--- begin SOURCE DATA ---
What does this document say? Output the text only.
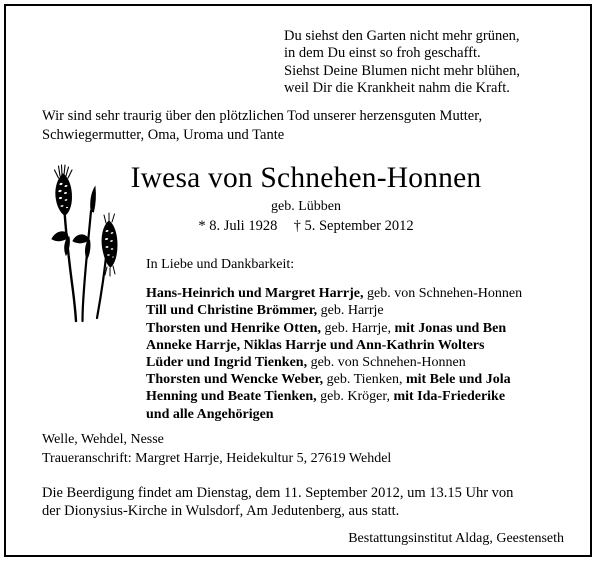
Du siehst den Garten nicht mehr grünen,
in dem Du einst so froh geschafft.
Siehst Deine Blumen nicht mehr blühen,
weil Dir die Krankheit nahm die Kraft.
Wir sind sehr traurig über den plötzlichen Tod unserer herzensguten Mutter,
Schwiegermutter, Oma, Uroma und Tante
Iwesa von Schnehen-Honnen
geb. Lübben
* 8. Juli 1928 † 5. September 2012
In Liebe und Dankbarkeit:
Hans-Heinrich und Margret Harrje, geb. von Schnehen-Honnen
Till und Christine Brömmer, geb. Harrje
Thorsten und Henrike Otten, geb. Harrje, mit Jonas und Ben
Anneke Harrje, Niklas Harrje und Ann-Kathrin Wolters
Lüder und Ingrid Tienken, geb. von Schnehen-Honnen
Thorsten und Wencke Weber, geb. Tienken, mit Bele und Jola
Henning und Beate Tienken, geb. Kröger, mit Ida-Friederike
und alle Angehörigen
Welle, Wehdel, Nesse
Traueranschrift: Margret Harrje, Heidekultur 5, 27619 Wehdel
Die Beerdigung findet am Dienstag, dem 11. September 2012, um 13.15 Uhr von
der Dionysius-Kirche in Wulsdorf, Am Jedutenberg, aus statt.
Bestattungsinstitut Aldag, Geestenseth
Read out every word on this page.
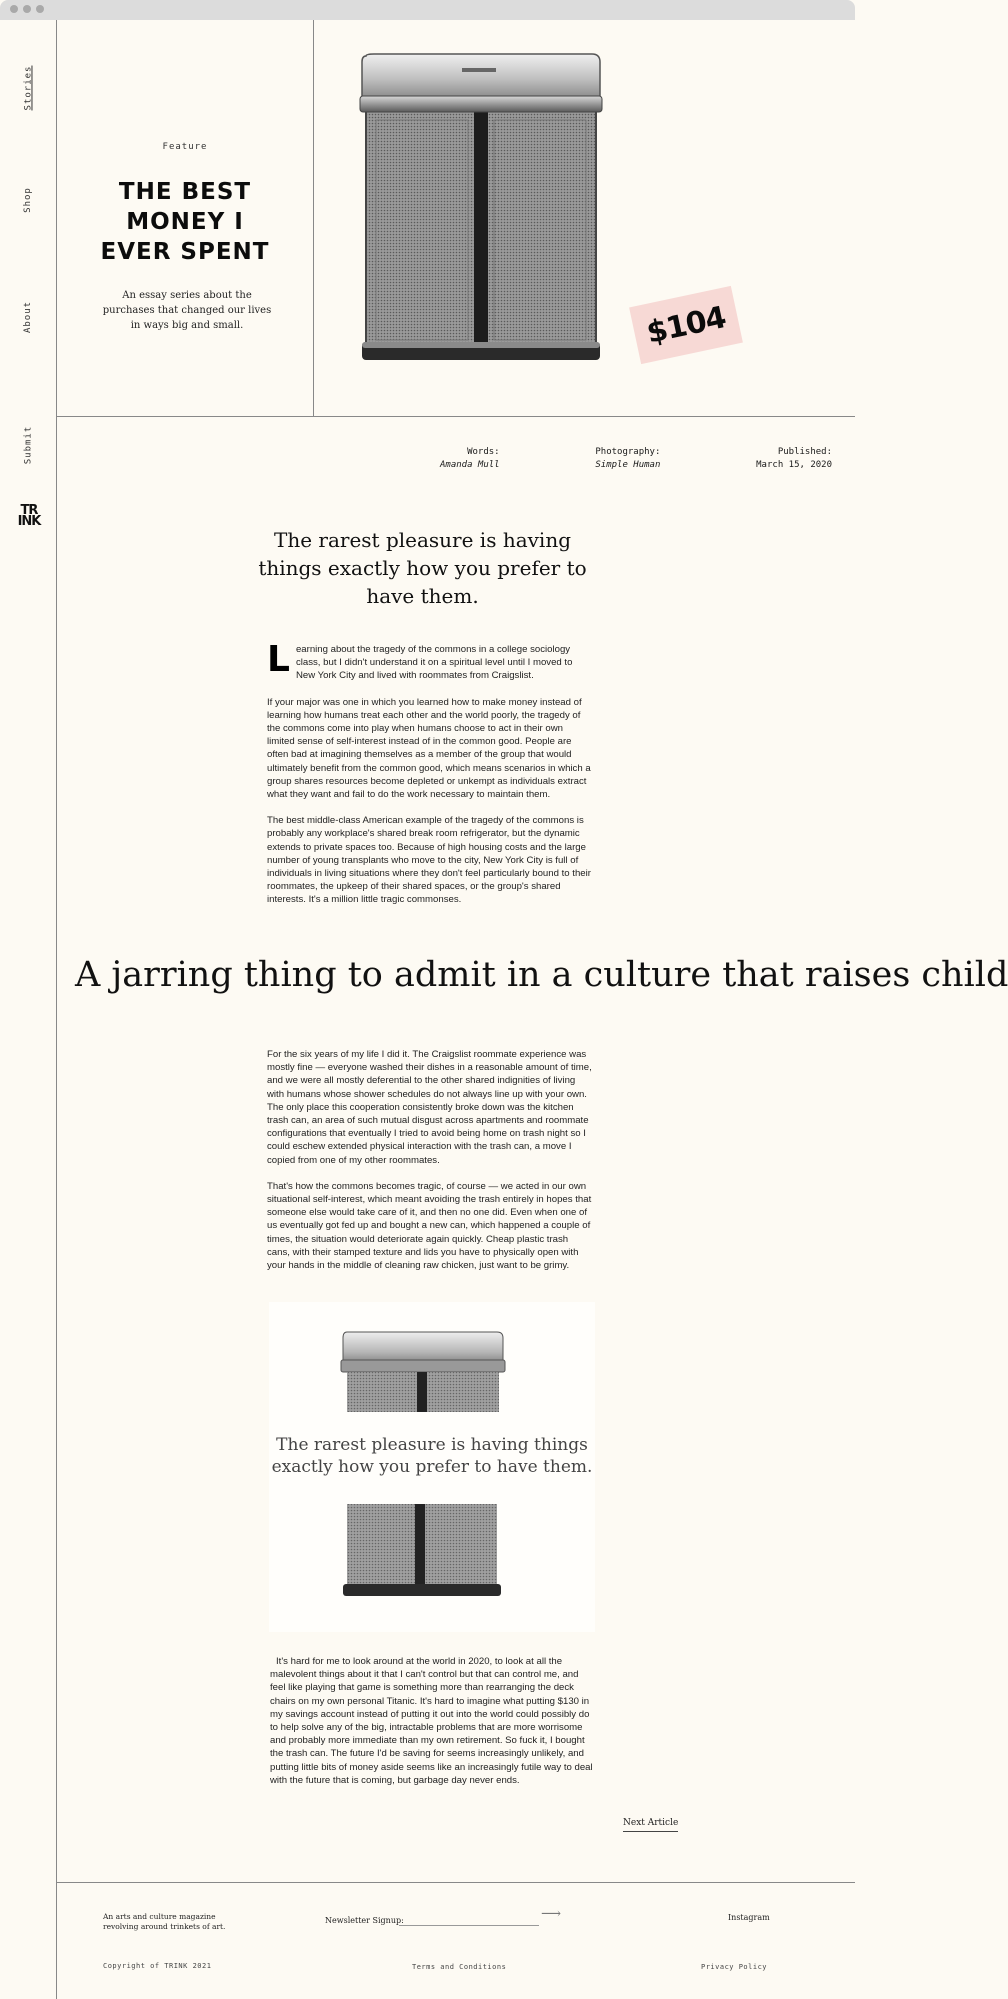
Stories
Shop
About
Submit
TR
INK
Feature
THE BEST
MONEY I
EVER SPENT

An essay series about the purchases that changed our lives in ways big and small.	$104
Words:
Amanda Mull
Photography:
Simple Human
Published:
March 15, 2020
The rarest pleasure is having things exactly how you prefer to have them.

Learning about the tragedy of the commons in a college sociology class, but I didn't understand it on a spiritual level until I moved to New York City and lived with roommates from Craigslist.

If your major was one in which you learned how to make money instead of learning how humans treat each other and the world poorly, the tragedy of the commons come into play when humans choose to act in their own limited sense of self-interest instead of in the common good. People are often bad at imagining themselves as a member of the group that would ultimately benefit from the common good, which means scenarios in which a group shares resources become depleted or unkempt as individuals extract what they want and fail to do the work necessary to maintain them.

The best middle-class American example of the tragedy of the commons is probably any workplace's shared break room refrigerator, but the dynamic extends to private spaces too. Because of high housing costs and the large number of young transplants who move to the city, New York City is full of individuals in living situations where they don't feel particularly bound to their roommates, the upkeep of their shared spaces, or the group's shared interests. It's a million little tragic commonses.

A jarring thing to admit in a culture that raises child

For the six years of my life I did it. The Craigslist roommate experience was mostly fine — everyone washed their dishes in a reasonable amount of time, and we were all mostly deferential to the other shared indignities of living with humans whose shower schedules do not always line up with your own. The only place this cooperation consistently broke down was the kitchen trash can, an area of such mutual disgust across apartments and roommate configurations that eventually I tried to avoid being home on trash night so I could eschew extended physical interaction with the trash can, a move I copied from one of my other roommates.

That's how the commons becomes tragic, of course — we acted in our own situational self-interest, which meant avoiding the trash entirely in hopes that someone else would take care of it, and then no one did. Even when one of us eventually got fed up and bought a new can, which happened a couple of times, the situation would deteriorate again quickly. Cheap plastic trash cans, with their stamped texture and lids you have to physically open with your hands in the middle of cleaning raw chicken, just want to be grimy.

The rarest pleasure is having things exactly how you prefer to have them.

It's hard for me to look around at the world in 2020, to look at all the malevolent things about it that I can't control but that can control me, and feel like playing that game is something more than rearranging the deck chairs on my own personal Titanic. It's hard to imagine what putting $130 in my savings account instead of putting it out into the world could possibly do to help solve any of the big, intractable problems that are more worrisome and probably more immediate than my own retirement. So fuck it, I bought the trash can. The future I'd be saving for seems increasingly unlikely, and putting little bits of money aside seems like an increasingly futile way to deal with the future that is coming, but garbage day never ends.

Next Article
An arts and culture magazine revolving around trinkets of art.
Newsletter Signup:	⟶	Instagram
Copyright of TRINK 2021	Terms and Conditions	Privacy Policy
--- end SOURCE DATA ---
#### [REQUIREMENTS]
Go through the lines above. Select every one that has the string "Tienken".

#### [SOLVED EXERCISE]
Lüder und Ingrid Tienken, geb. von Schnehen-Honnen
Thorsten und Wencke Weber, geb. Tienken, mit Bele und Jola
Henning und Beate Tienken, geb. Kröger, mit Ida-Friederike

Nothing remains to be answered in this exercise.